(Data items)
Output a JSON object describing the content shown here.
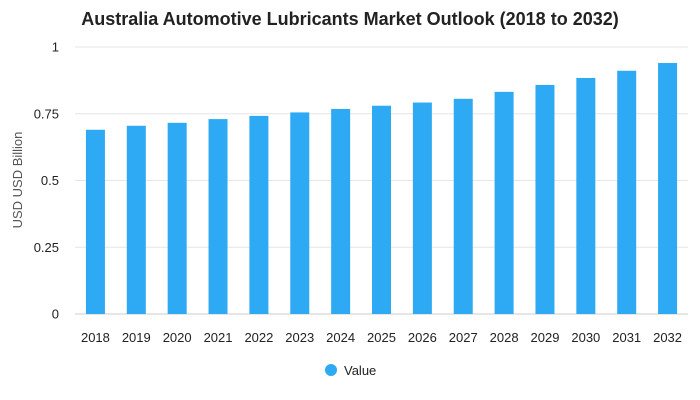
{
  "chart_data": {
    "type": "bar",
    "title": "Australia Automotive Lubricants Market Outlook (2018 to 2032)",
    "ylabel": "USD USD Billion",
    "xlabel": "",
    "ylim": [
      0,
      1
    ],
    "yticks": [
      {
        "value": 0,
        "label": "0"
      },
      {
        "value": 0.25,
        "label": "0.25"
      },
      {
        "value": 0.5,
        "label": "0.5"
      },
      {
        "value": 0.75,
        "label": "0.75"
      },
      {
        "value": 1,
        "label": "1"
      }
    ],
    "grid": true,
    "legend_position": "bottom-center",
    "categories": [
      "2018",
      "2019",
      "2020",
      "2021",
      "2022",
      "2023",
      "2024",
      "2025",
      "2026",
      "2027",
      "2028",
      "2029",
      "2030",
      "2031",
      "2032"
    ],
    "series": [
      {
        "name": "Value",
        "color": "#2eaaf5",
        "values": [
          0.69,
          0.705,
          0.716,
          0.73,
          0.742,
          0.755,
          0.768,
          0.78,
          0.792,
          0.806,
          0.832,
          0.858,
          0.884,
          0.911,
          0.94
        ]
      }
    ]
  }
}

...

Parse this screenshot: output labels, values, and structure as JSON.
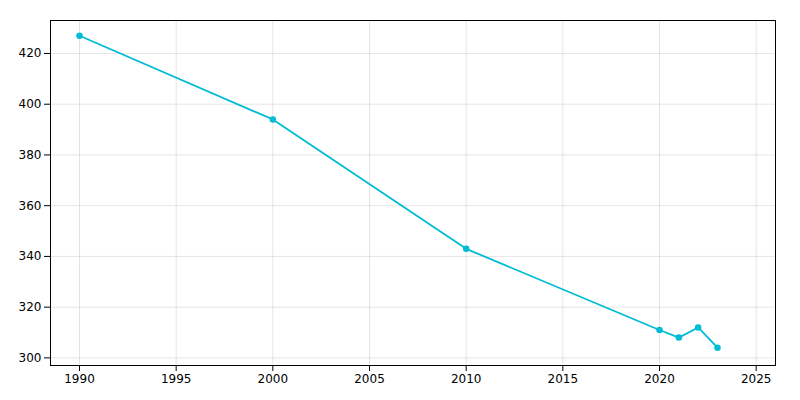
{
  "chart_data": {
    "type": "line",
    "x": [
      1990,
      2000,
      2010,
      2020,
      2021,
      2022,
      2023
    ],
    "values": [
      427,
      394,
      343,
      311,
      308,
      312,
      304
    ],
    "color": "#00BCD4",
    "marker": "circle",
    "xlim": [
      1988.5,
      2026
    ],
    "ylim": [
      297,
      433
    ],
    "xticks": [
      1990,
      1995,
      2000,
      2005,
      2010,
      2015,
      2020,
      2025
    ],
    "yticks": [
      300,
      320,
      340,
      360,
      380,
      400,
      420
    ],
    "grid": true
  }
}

==

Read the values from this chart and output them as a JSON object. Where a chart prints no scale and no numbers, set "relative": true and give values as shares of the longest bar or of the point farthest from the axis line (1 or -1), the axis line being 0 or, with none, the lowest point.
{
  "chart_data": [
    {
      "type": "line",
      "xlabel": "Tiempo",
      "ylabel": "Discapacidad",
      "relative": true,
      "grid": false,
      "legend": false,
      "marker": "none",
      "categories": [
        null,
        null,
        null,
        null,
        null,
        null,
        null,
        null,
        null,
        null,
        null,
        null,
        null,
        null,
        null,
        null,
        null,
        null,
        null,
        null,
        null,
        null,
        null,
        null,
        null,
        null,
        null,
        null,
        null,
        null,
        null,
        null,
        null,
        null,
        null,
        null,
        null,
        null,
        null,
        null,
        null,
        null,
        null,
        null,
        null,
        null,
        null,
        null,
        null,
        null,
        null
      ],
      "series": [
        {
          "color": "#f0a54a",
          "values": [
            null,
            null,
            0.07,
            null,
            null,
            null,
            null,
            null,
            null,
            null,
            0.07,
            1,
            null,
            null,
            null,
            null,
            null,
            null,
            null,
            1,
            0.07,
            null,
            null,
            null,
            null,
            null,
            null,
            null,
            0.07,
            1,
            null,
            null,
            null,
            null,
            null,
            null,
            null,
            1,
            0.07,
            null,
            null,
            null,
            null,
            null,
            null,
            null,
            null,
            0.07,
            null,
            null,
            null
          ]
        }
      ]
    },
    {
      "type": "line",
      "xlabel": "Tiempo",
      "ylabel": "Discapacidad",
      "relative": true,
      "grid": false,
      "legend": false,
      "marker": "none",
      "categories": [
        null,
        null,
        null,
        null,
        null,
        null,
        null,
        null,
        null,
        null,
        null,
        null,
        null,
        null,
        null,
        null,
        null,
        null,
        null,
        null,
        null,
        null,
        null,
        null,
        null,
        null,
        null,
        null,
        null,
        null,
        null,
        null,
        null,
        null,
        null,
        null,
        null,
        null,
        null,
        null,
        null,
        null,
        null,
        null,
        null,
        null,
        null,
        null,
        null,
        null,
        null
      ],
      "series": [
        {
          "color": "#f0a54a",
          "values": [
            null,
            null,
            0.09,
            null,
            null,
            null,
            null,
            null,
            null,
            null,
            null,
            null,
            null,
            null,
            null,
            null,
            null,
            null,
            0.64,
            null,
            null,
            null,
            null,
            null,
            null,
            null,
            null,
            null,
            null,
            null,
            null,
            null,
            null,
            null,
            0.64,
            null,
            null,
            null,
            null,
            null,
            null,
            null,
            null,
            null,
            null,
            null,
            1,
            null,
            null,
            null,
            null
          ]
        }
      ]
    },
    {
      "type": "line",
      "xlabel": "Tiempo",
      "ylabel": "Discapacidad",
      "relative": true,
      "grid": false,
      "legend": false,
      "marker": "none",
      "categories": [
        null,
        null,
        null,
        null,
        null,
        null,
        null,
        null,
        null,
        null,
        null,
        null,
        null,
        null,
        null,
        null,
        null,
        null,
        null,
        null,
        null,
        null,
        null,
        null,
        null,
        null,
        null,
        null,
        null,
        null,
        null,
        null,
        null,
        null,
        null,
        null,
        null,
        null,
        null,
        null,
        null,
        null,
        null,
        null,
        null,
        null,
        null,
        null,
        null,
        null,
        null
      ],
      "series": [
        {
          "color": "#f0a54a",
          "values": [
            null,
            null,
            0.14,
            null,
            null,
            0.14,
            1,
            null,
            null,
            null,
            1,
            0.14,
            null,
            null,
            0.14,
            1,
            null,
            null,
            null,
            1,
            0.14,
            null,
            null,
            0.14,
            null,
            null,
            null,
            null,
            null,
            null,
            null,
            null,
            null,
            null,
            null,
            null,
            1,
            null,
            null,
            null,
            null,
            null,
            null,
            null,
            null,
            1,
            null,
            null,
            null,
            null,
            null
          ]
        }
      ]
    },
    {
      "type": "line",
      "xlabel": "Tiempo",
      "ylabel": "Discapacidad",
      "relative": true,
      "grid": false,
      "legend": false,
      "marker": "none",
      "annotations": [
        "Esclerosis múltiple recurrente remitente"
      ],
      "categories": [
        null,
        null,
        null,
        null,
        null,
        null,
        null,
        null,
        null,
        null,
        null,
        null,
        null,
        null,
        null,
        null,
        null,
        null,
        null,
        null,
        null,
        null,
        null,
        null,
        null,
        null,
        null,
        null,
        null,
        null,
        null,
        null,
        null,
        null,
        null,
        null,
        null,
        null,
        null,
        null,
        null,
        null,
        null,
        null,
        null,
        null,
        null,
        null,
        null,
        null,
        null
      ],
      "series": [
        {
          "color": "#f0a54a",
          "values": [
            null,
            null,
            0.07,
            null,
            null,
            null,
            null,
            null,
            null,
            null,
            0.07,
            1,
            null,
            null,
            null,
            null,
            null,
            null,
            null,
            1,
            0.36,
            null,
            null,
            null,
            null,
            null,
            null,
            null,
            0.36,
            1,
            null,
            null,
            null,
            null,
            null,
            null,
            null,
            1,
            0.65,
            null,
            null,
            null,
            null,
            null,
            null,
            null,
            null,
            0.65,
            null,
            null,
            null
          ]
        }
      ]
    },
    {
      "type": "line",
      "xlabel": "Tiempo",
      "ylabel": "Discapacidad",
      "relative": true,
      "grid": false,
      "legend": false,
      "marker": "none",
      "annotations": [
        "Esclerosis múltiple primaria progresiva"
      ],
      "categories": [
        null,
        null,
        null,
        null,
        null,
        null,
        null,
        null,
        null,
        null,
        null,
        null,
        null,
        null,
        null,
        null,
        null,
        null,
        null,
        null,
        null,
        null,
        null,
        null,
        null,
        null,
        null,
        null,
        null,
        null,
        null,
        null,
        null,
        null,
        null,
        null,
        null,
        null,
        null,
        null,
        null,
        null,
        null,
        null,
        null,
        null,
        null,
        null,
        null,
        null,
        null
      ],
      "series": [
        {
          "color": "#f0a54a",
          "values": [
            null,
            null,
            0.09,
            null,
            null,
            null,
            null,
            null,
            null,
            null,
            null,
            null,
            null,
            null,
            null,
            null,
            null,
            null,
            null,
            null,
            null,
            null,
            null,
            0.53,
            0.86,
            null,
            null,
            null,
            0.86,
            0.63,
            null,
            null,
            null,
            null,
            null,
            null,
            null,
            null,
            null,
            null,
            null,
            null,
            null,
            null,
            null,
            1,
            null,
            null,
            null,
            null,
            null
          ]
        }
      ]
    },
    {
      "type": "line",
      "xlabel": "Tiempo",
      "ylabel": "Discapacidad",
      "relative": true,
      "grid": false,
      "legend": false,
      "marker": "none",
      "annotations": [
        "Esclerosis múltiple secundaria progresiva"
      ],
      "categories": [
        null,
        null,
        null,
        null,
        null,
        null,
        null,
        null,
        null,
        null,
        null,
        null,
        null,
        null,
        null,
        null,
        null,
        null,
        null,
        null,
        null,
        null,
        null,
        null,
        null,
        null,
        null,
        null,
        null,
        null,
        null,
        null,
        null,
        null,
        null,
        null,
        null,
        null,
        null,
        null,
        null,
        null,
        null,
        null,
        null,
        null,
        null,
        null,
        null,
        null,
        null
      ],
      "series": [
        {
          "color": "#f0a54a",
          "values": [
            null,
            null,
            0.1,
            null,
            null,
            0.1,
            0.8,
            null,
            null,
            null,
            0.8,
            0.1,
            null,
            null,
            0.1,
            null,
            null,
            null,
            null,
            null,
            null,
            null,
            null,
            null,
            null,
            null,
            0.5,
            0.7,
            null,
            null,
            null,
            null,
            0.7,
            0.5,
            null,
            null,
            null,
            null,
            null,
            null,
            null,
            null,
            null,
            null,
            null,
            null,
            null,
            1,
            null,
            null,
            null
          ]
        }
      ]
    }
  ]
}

» Task directions
Find how many lines in the listing hold "múltiple", and reply with that number only.

» Correct response
3